(Stored records)
# # # #

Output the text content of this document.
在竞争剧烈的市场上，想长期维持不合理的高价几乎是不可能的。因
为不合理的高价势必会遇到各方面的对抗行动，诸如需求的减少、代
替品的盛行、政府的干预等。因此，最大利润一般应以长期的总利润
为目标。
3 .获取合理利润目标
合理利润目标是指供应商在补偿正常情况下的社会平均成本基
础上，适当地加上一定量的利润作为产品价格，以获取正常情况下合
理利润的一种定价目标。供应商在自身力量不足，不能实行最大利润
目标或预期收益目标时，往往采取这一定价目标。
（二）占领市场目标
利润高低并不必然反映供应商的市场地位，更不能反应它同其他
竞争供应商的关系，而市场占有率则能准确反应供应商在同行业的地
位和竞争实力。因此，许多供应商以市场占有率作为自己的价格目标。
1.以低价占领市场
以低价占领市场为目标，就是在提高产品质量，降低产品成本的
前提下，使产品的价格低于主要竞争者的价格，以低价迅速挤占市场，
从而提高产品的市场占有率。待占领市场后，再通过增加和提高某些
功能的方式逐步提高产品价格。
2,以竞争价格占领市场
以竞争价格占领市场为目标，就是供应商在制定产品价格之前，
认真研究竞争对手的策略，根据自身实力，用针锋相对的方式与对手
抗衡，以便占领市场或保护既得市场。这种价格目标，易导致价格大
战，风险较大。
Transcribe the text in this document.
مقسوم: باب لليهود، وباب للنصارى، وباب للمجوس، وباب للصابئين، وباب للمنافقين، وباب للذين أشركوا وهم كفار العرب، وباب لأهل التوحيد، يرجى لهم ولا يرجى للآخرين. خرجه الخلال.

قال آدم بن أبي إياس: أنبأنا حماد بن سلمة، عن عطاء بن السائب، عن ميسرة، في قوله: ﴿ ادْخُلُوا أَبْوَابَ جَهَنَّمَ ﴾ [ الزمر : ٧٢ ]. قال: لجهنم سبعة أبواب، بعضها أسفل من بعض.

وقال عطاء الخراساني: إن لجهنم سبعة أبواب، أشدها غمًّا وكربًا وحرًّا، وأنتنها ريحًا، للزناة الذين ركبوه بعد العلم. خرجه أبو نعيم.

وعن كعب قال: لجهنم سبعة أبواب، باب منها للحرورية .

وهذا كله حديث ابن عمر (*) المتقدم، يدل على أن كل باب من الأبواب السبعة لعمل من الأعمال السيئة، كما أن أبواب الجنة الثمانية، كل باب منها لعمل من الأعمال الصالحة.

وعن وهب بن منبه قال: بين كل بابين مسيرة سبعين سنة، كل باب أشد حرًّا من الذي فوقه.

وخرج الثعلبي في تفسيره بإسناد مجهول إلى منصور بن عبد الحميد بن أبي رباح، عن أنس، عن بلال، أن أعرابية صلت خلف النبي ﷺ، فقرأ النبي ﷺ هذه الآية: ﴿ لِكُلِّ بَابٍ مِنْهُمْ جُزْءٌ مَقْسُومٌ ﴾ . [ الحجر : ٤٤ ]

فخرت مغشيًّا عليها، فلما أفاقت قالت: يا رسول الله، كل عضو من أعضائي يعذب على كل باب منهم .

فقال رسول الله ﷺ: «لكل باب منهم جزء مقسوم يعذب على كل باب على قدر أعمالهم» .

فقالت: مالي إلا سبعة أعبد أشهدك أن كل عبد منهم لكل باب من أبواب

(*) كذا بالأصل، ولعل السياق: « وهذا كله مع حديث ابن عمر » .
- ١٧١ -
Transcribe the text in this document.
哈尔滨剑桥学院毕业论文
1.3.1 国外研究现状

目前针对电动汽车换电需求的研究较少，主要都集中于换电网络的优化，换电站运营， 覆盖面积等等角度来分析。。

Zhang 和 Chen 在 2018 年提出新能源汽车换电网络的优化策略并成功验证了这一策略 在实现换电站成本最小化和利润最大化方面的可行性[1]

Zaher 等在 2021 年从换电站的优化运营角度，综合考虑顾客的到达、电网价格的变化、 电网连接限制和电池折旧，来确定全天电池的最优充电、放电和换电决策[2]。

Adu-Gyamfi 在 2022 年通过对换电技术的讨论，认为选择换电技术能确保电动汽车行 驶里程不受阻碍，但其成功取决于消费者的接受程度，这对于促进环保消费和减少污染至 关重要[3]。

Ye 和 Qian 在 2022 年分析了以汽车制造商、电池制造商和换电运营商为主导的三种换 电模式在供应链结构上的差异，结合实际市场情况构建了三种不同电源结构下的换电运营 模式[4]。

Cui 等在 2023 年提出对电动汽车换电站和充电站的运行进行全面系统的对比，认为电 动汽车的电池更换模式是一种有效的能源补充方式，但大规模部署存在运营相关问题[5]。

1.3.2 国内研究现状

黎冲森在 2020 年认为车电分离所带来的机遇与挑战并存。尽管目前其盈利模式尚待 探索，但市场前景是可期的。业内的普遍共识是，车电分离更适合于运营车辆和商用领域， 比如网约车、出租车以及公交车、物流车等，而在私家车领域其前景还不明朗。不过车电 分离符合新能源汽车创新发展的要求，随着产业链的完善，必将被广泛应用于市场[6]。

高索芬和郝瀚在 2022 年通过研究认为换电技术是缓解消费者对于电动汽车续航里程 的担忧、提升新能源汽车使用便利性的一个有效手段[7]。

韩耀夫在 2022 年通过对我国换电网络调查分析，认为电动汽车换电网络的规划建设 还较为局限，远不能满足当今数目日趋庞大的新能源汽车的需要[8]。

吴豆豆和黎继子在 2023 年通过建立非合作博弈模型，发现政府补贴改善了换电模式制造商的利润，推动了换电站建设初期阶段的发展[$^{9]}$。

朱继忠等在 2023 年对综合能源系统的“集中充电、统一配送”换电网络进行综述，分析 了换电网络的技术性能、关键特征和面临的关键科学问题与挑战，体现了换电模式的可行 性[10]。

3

# # # #

### [DESCRIPTION OF THE TASK]
Lines containing the word "لجهنم" must all be returned from the material above.

### [COMPLETED EXERCISE]
قال آدم بن أبي إياس: أنبأنا حماد بن سلمة، عن عطاء بن السائب، عن ميسرة، في قوله: ﴿ ادْخُلُوا أَبْوَابَ جَهَنَّمَ ﴾ [ الزمر : ٧٢ ]. قال: لجهنم سبعة أبواب، بعضها أسفل من بعض.
وقال عطاء الخراساني: إن لجهنم سبعة أبواب، أشدها غمًّا وكربًا وحرًّا، وأنتنها ريحًا، للزناة الذين ركبوه بعد العلم. خرجه أبو نعيم.
وعن كعب قال: لجهنم سبعة أبواب، باب منها للحرورية .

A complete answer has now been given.